### PROMPT
Look for the string "Family" in every line, and copy each line that has it.

Raw records
▬▬▬

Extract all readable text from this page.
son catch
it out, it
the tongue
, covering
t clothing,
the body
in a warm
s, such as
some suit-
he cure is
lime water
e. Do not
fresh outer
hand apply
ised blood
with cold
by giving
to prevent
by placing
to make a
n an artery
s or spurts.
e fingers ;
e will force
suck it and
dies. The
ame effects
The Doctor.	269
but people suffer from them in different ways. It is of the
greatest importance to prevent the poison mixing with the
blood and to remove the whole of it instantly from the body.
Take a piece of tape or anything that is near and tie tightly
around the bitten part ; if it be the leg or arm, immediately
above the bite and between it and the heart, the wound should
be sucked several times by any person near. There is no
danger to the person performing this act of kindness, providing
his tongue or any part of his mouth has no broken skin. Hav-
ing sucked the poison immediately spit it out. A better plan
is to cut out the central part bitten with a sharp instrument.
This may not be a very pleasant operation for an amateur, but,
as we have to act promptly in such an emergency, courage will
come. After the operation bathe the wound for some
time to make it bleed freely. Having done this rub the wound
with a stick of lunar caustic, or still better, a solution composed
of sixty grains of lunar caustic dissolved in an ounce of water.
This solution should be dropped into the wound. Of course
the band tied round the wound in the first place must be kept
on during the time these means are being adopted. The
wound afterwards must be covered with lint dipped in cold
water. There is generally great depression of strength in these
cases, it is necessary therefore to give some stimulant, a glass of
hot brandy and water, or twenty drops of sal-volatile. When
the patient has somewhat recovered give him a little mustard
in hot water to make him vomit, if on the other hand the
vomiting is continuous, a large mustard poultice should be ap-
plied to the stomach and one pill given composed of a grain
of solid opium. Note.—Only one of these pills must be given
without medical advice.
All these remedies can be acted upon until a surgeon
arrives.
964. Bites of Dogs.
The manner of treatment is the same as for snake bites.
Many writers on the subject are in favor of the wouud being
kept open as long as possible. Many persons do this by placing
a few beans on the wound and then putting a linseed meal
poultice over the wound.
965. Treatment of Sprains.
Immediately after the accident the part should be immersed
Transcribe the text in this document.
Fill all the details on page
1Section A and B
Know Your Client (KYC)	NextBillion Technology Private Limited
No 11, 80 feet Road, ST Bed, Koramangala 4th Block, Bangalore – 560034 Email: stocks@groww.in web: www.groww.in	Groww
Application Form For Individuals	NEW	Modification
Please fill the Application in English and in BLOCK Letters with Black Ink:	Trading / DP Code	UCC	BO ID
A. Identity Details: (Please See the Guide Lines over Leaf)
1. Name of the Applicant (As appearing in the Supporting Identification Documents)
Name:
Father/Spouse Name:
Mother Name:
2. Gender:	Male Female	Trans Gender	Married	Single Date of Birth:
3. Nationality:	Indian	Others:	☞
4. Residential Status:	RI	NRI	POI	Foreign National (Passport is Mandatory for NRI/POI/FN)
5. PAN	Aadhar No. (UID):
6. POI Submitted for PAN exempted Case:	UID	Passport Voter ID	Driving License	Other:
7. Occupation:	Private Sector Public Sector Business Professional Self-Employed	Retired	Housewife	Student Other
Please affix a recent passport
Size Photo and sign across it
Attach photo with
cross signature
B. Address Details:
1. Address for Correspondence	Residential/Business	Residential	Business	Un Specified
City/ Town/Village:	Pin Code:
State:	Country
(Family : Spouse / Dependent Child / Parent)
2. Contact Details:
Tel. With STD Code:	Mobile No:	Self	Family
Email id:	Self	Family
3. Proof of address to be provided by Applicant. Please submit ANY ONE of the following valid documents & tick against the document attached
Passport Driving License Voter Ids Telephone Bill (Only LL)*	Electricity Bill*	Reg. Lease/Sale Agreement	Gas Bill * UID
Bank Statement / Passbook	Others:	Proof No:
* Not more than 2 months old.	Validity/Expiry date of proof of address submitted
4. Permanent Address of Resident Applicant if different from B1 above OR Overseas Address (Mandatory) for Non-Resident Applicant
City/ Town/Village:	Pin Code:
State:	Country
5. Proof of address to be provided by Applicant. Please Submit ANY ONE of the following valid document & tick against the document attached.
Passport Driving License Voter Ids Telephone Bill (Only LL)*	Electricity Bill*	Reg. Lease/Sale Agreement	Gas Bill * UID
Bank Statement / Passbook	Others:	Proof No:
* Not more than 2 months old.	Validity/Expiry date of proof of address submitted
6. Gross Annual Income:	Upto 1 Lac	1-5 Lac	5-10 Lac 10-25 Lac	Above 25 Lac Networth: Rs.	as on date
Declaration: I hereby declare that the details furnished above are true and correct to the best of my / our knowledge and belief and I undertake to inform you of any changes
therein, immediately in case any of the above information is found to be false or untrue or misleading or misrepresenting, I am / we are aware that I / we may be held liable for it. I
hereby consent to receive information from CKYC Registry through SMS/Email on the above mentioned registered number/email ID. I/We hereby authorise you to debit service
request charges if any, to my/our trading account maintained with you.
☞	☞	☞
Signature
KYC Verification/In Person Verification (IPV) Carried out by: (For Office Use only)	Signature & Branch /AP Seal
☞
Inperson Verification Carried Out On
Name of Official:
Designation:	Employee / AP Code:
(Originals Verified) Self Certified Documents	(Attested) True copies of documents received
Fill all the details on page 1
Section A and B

▬▬▬

### RESPONSE FOR THIS EXERCISE
(Family : Spouse / Dependent Child / Parent)
Tel. With STD Code:	Mobile No:	Self	Family
Email id:	Self	Family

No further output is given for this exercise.